Word for word, repeat the entries, minus the pictures.

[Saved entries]
::::::

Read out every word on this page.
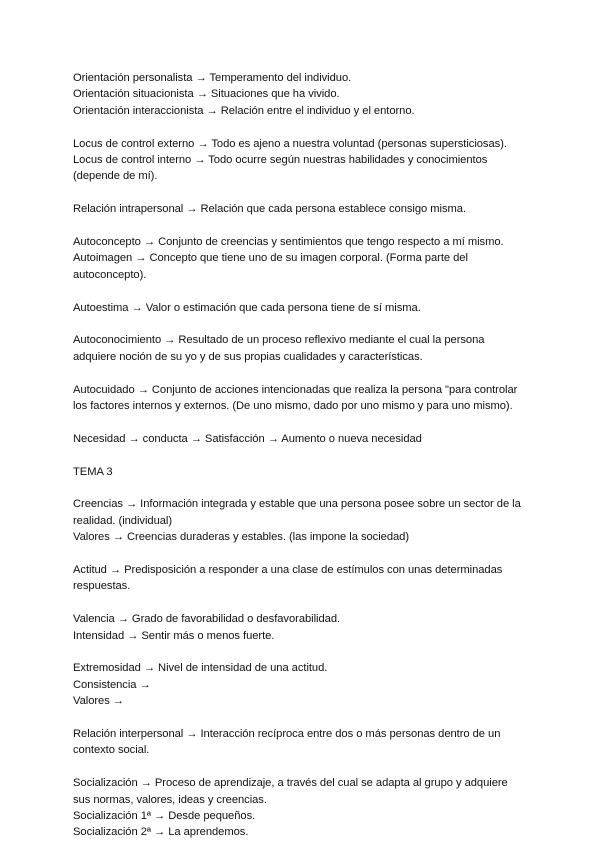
Orientación personalista → Temperamento del individuo.
Orientación situacionista → Situaciones que ha vivido.
Orientación interaccionista → Relación entre el individuo y el entorno.
Locus de control externo → Todo es ajeno a nuestra voluntad (personas supersticiosas).
Locus de control interno → Todo ocurre según nuestras habilidades y conocimientos
(depende de mí).
Relación intrapersonal → Relación que cada persona establece consigo misma.
Autoconcepto → Conjunto de creencias y sentimientos que tengo respecto a mí mismo.
Autoimagen → Concepto que tiene uno de su imagen corporal. (Forma parte del
autoconcepto).
Autoestima → Valor o estimación que cada persona tiene de sí misma.
Autoconocimiento → Resultado de un proceso reflexivo mediante el cual la persona
adquiere noción de su yo y de sus propias cualidades y características.
Autocuidado → Conjunto de acciones intencionadas que realiza la persona "para controlar
los factores internos y externos. (De uno mismo, dado por uno mismo y para uno mismo).
Necesidad → conducta → Satisfacción → Aumento o nueva necesidad
TEMA 3
Creencias → Información integrada y estable que una persona posee sobre un sector de la
realidad. (individual)
Valores → Creencias duraderas y estables. (las impone la sociedad)
Actitud → Predisposición a responder a una clase de estímulos con unas determinadas
respuestas.
Valencia → Grado de favorabilidad o desfavorabilidad.
Intensidad → Sentir más o menos fuerte.
Extremosidad → Nivel de intensidad de una actitud.
Consistencia →
Valores →
Relación interpersonal → Interacción recíproca entre dos o más personas dentro de un
contexto social.
Socialización → Proceso de aprendizaje, a través del cual se adapta al grupo y adquiere
sus normas, valores, ideas y creencias.
Socialización 1ª → Desde pequeños.
Socialización 2ª → La aprendemos.
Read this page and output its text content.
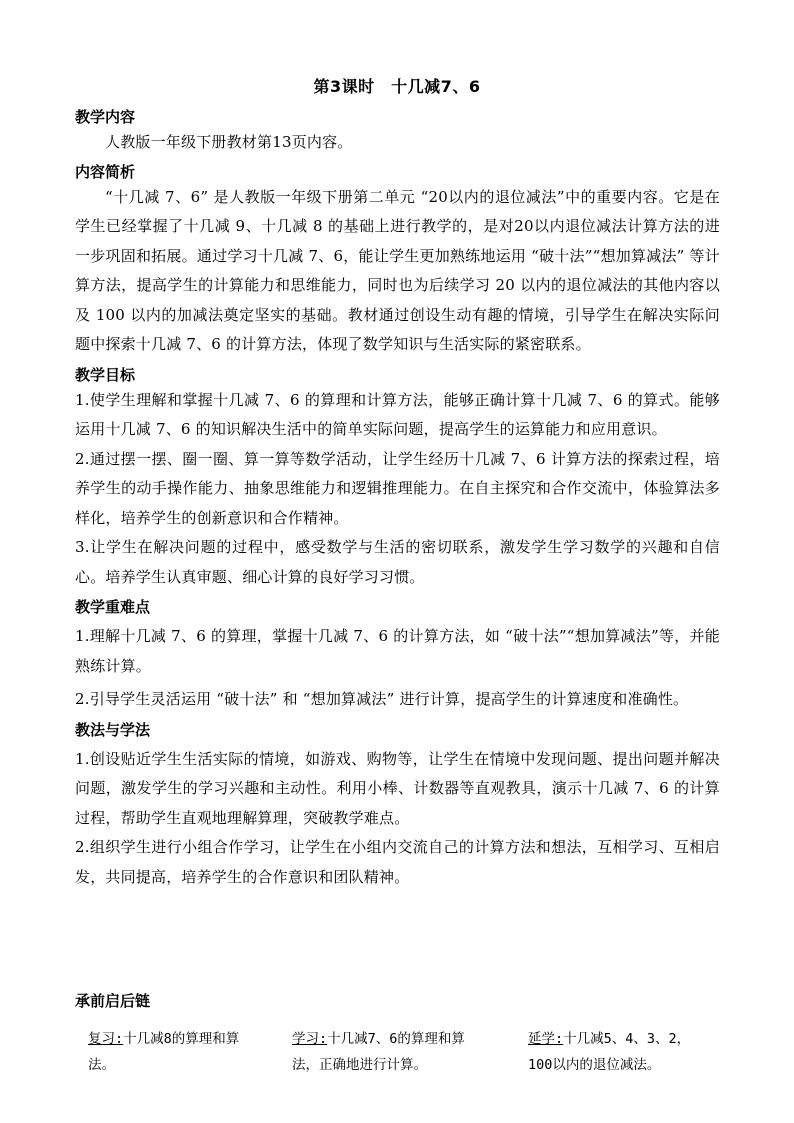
第3课时　十几减7、6
教学内容

人教版一年级下册教材第13页内容。

内容简析

“十几减 7、6” 是人教版一年级下册第二单元 “20以内的退位减法”中的重要内容。它是在学生已经掌握了十几减 9、十几减 8 的基础上进行教学的，是对20以内退位减法计算方法的进一步巩固和拓展。通过学习十几减 7、6，能让学生更加熟练地运用 “破十法”“想加算减法” 等计算方法，提高学生的计算能力和思维能力，同时也为后续学习 20 以内的退位减法的其他内容以及 100 以内的加减法奠定坚实的基础。教材通过创设生动有趣的情境，引导学生在解决实际问题中探索十几减 7、6 的计算方法，体现了数学知识与生活实际的紧密联系。

教学目标

1.使学生理解和掌握十几减 7、6 的算理和计算方法，能够正确计算十几减 7、6 的算式。能够运用十几减 7、6 的知识解决生活中的简单实际问题，提高学生的运算能力和应用意识。

2.通过摆一摆、圈一圈、算一算等数学活动，让学生经历十几减 7、6 计算方法的探索过程，培养学生的动手操作能力、抽象思维能力和逻辑推理能力。在自主探究和合作交流中，体验算法多样化，培养学生的创新意识和合作精神。

3.让学生在解决问题的过程中，感受数学与生活的密切联系，激发学生学习数学的兴趣和自信心。培养学生认真审题、细心计算的良好学习习惯。

教学重难点

1.理解十几减 7、6 的算理，掌握十几减 7、6 的计算方法，如 “破十法”“想加算减法”等，并能熟练计算。

2.引导学生灵活运用 “破十法” 和 “想加算减法” 进行计算，提高学生的计算速度和准确性。

教法与学法

1.创设贴近学生生活实际的情境，如游戏、购物等，让学生在情境中发现问题、提出问题并解决问题，激发学生的学习兴趣和主动性。利用小棒、计数器等直观教具，演示十几减 7、6 的计算过程，帮助学生直观地理解算理，突破教学难点。

2.组织学生进行小组合作学习，让学生在小组内交流自己的计算方法和想法，互相学习、互相启发，共同提高，培养学生的合作意识和团队精神。

承前启后链
复习:十几减8的算理和算法。
学习:十几减7、6的算理和算法，正确地进行计算。
延学:十几减5、4、3、2，100以内的退位减法。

::::::

## ANSWER FOR THIS EXERCISE:
Read out every word on this page.
Orientación personalista → Temperamento del individuo.
Orientación situacionista → Situaciones que ha vivido.
Orientación interaccionista → Relación entre el individuo y el entorno.
Locus de control externo → Todo es ajeno a nuestra voluntad (personas supersticiosas).
Locus de control interno → Todo ocurre según nuestras habilidades y conocimientos
(depende de mí).
Relación intrapersonal → Relación que cada persona establece consigo misma.
Autoconcepto → Conjunto de creencias y sentimientos que tengo respecto a mí mismo.
Autoimagen → Concepto que tiene uno de su imagen corporal. (Forma parte del
autoconcepto).
Autoestima → Valor o estimación que cada persona tiene de sí misma.
Autoconocimiento → Resultado de un proceso reflexivo mediante el cual la persona
adquiere noción de su yo y de sus propias cualidades y características.
Autocuidado → Conjunto de acciones intencionadas que realiza la persona "para controlar
los factores internos y externos. (De uno mismo, dado por uno mismo y para uno mismo).
Necesidad → conducta → Satisfacción → Aumento o nueva necesidad
TEMA 3
Creencias → Información integrada y estable que una persona posee sobre un sector de la
realidad. (individual)
Valores → Creencias duraderas y estables. (las impone la sociedad)
Actitud → Predisposición a responder a una clase de estímulos con unas determinadas
respuestas.
Valencia → Grado de favorabilidad o desfavorabilidad.
Intensidad → Sentir más o menos fuerte.
Extremosidad → Nivel de intensidad de una actitud.
Consistencia →
Valores →
Relación interpersonal → Interacción recíproca entre dos o más personas dentro de un
contexto social.
Socialización → Proceso de aprendizaje, a través del cual se adapta al grupo y adquiere
sus normas, valores, ideas y creencias.
Socialización 1ª → Desde pequeños.
Socialización 2ª → La aprendemos.
Read this page and output its text content.
第3课时　十几减7、6
教学内容

人教版一年级下册教材第13页内容。

内容简析

“十几减 7、6” 是人教版一年级下册第二单元 “20以内的退位减法”中的重要内容。它是在学生已经掌握了十几减 9、十几减 8 的基础上进行教学的，是对20以内退位减法计算方法的进一步巩固和拓展。通过学习十几减 7、6，能让学生更加熟练地运用 “破十法”“想加算减法” 等计算方法，提高学生的计算能力和思维能力，同时也为后续学习 20 以内的退位减法的其他内容以及 100 以内的加减法奠定坚实的基础。教材通过创设生动有趣的情境，引导学生在解决实际问题中探索十几减 7、6 的计算方法，体现了数学知识与生活实际的紧密联系。

教学目标

1.使学生理解和掌握十几减 7、6 的算理和计算方法，能够正确计算十几减 7、6 的算式。能够运用十几减 7、6 的知识解决生活中的简单实际问题，提高学生的运算能力和应用意识。

2.通过摆一摆、圈一圈、算一算等数学活动，让学生经历十几减 7、6 计算方法的探索过程，培养学生的动手操作能力、抽象思维能力和逻辑推理能力。在自主探究和合作交流中，体验算法多样化，培养学生的创新意识和合作精神。

3.让学生在解决问题的过程中，感受数学与生活的密切联系，激发学生学习数学的兴趣和自信心。培养学生认真审题、细心计算的良好学习习惯。

教学重难点

1.理解十几减 7、6 的算理，掌握十几减 7、6 的计算方法，如 “破十法”“想加算减法”等，并能熟练计算。

2.引导学生灵活运用 “破十法” 和 “想加算减法” 进行计算，提高学生的计算速度和准确性。

教法与学法

1.创设贴近学生生活实际的情境，如游戏、购物等，让学生在情境中发现问题、提出问题并解决问题，激发学生的学习兴趣和主动性。利用小棒、计数器等直观教具，演示十几减 7、6 的计算过程，帮助学生直观地理解算理，突破教学难点。

2.组织学生进行小组合作学习，让学生在小组内交流自己的计算方法和想法，互相学习、互相启发，共同提高，培养学生的合作意识和团队精神。

承前启后链
复习:十几减8的算理和算法。
学习:十几减7、6的算理和算法，正确地进行计算。
延学:十几减5、4、3、2，100以内的退位减法。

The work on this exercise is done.